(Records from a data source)
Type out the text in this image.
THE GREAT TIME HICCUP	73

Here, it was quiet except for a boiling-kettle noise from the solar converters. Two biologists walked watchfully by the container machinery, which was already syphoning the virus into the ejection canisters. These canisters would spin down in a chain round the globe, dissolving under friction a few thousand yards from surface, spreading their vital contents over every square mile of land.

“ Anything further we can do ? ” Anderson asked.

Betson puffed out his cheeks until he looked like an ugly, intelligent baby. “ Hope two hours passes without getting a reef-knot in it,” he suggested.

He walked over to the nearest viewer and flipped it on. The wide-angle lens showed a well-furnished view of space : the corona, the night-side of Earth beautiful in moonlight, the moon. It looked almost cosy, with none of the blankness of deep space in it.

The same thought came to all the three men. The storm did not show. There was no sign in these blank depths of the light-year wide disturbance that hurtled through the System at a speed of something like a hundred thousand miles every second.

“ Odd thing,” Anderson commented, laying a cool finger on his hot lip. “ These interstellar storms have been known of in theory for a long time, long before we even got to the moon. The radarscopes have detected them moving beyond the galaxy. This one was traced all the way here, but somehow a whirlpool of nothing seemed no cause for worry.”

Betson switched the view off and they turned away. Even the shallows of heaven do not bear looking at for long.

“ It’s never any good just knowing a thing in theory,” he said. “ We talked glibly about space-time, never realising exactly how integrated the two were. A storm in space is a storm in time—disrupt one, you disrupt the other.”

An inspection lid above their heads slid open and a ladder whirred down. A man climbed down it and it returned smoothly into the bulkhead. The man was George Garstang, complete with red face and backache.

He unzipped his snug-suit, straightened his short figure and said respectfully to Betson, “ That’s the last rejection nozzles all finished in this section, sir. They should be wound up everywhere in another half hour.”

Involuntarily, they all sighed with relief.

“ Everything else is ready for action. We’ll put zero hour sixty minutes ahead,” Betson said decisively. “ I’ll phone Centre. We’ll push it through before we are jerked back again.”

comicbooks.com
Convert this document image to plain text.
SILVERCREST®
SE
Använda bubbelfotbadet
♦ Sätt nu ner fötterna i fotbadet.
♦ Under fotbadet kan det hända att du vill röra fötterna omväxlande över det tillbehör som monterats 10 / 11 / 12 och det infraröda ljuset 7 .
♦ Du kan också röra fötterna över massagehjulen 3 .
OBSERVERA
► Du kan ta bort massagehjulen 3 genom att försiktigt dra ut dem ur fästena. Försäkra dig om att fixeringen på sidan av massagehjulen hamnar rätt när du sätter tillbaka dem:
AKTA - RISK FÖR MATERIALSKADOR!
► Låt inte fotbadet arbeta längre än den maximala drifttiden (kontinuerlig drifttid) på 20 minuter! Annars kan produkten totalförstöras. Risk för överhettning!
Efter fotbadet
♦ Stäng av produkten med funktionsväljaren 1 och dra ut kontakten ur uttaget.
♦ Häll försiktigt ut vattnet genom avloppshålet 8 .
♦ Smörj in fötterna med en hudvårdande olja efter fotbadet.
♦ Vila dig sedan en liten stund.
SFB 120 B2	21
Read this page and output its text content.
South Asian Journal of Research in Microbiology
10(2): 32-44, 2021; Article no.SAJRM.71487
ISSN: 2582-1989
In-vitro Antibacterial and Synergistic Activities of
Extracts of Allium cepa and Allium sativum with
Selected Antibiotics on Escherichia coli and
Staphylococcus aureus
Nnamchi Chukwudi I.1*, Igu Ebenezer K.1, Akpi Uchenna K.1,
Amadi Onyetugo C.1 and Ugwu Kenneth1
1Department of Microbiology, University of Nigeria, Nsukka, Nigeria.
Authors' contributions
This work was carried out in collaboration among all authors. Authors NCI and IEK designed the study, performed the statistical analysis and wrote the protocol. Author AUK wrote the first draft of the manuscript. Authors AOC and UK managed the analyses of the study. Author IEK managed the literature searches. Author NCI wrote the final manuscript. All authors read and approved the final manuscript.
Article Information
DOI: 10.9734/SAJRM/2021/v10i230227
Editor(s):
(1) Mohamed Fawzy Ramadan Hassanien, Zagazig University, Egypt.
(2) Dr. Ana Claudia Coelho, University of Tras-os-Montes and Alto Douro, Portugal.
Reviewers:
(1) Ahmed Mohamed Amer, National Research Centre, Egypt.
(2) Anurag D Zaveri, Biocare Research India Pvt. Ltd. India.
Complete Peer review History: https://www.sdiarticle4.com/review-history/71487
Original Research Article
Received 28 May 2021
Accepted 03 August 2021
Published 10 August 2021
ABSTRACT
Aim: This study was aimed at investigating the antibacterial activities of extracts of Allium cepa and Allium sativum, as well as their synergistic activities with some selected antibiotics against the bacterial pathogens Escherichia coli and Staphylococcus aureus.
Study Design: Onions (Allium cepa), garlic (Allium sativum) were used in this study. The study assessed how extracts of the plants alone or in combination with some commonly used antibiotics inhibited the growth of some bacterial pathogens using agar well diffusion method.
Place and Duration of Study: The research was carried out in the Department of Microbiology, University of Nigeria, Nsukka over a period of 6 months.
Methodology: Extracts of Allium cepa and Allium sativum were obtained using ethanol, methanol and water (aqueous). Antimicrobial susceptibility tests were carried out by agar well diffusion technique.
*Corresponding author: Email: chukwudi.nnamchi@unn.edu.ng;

PROBLEM TO SOLVE: Return the entries above exactly as they appear.

ANSWER TO THIS PROBLEM:
Type out the text in this image.
THE GREAT TIME HICCUP	73

Here, it was quiet except for a boiling-kettle noise from the solar converters. Two biologists walked watchfully by the container machinery, which was already syphoning the virus into the ejection canisters. These canisters would spin down in a chain round the globe, dissolving under friction a few thousand yards from surface, spreading their vital contents over every square mile of land.

“ Anything further we can do ? ” Anderson asked.

Betson puffed out his cheeks until he looked like an ugly, intelligent baby. “ Hope two hours passes without getting a reef-knot in it,” he suggested.

He walked over to the nearest viewer and flipped it on. The wide-angle lens showed a well-furnished view of space : the corona, the night-side of Earth beautiful in moonlight, the moon. It looked almost cosy, with none of the blankness of deep space in it.

The same thought came to all the three men. The storm did not show. There was no sign in these blank depths of the light-year wide disturbance that hurtled through the System at a speed of something like a hundred thousand miles every second.

“ Odd thing,” Anderson commented, laying a cool finger on his hot lip. “ These interstellar storms have been known of in theory for a long time, long before we even got to the moon. The radarscopes have detected them moving beyond the galaxy. This one was traced all the way here, but somehow a whirlpool of nothing seemed no cause for worry.”

Betson switched the view off and they turned away. Even the shallows of heaven do not bear looking at for long.

“ It’s never any good just knowing a thing in theory,” he said. “ We talked glibly about space-time, never realising exactly how integrated the two were. A storm in space is a storm in time—disrupt one, you disrupt the other.”

An inspection lid above their heads slid open and a ladder whirred down. A man climbed down it and it returned smoothly into the bulkhead. The man was George Garstang, complete with red face and backache.

He unzipped his snug-suit, straightened his short figure and said respectfully to Betson, “ That’s the last rejection nozzles all finished in this section, sir. They should be wound up everywhere in another half hour.”

Involuntarily, they all sighed with relief.

“ Everything else is ready for action. We’ll put zero hour sixty minutes ahead,” Betson said decisively. “ I’ll phone Centre. We’ll push it through before we are jerked back again.”

comicbooks.com
Convert this document image to plain text.
SILVERCREST®
SE
Använda bubbelfotbadet
♦ Sätt nu ner fötterna i fotbadet.
♦ Under fotbadet kan det hända att du vill röra fötterna omväxlande över det tillbehör som monterats 10 / 11 / 12 och det infraröda ljuset 7 .
♦ Du kan också röra fötterna över massagehjulen 3 .
OBSERVERA
► Du kan ta bort massagehjulen 3 genom att försiktigt dra ut dem ur fästena. Försäkra dig om att fixeringen på sidan av massagehjulen hamnar rätt när du sätter tillbaka dem:
AKTA - RISK FÖR MATERIALSKADOR!
► Låt inte fotbadet arbeta längre än den maximala drifttiden (kontinuerlig drifttid) på 20 minuter! Annars kan produkten totalförstöras. Risk för överhettning!
Efter fotbadet
♦ Stäng av produkten med funktionsväljaren 1 och dra ut kontakten ur uttaget.
♦ Häll försiktigt ut vattnet genom avloppshålet 8 .
♦ Smörj in fötterna med en hudvårdande olja efter fotbadet.
♦ Vila dig sedan en liten stund.
SFB 120 B2	21
Read this page and output its text content.
South Asian Journal of Research in Microbiology
10(2): 32-44, 2021; Article no.SAJRM.71487
ISSN: 2582-1989
In-vitro Antibacterial and Synergistic Activities of
Extracts of Allium cepa and Allium sativum with
Selected Antibiotics on Escherichia coli and
Staphylococcus aureus
Nnamchi Chukwudi I.1*, Igu Ebenezer K.1, Akpi Uchenna K.1,
Amadi Onyetugo C.1 and Ugwu Kenneth1
1Department of Microbiology, University of Nigeria, Nsukka, Nigeria.
Authors' contributions
This work was carried out in collaboration among all authors. Authors NCI and IEK designed the study, performed the statistical analysis and wrote the protocol. Author AUK wrote the first draft of the manuscript. Authors AOC and UK managed the analyses of the study. Author IEK managed the literature searches. Author NCI wrote the final manuscript. All authors read and approved the final manuscript.
Article Information
DOI: 10.9734/SAJRM/2021/v10i230227
Editor(s):
(1) Mohamed Fawzy Ramadan Hassanien, Zagazig University, Egypt.
(2) Dr. Ana Claudia Coelho, University of Tras-os-Montes and Alto Douro, Portugal.
Reviewers:
(1) Ahmed Mohamed Amer, National Research Centre, Egypt.
(2) Anurag D Zaveri, Biocare Research India Pvt. Ltd. India.
Complete Peer review History: https://www.sdiarticle4.com/review-history/71487
Original Research Article
Received 28 May 2021
Accepted 03 August 2021
Published 10 August 2021
ABSTRACT
Aim: This study was aimed at investigating the antibacterial activities of extracts of Allium cepa and Allium sativum, as well as their synergistic activities with some selected antibiotics against the bacterial pathogens Escherichia coli and Staphylococcus aureus.
Study Design: Onions (Allium cepa), garlic (Allium sativum) were used in this study. The study assessed how extracts of the plants alone or in combination with some commonly used antibiotics inhibited the growth of some bacterial pathogens using agar well diffusion method.
Place and Duration of Study: The research was carried out in the Department of Microbiology, University of Nigeria, Nsukka over a period of 6 months.
Methodology: Extracts of Allium cepa and Allium sativum were obtained using ethanol, methanol and water (aqueous). Antimicrobial susceptibility tests were carried out by agar well diffusion technique.
*Corresponding author: Email: chukwudi.nnamchi@unn.edu.ng;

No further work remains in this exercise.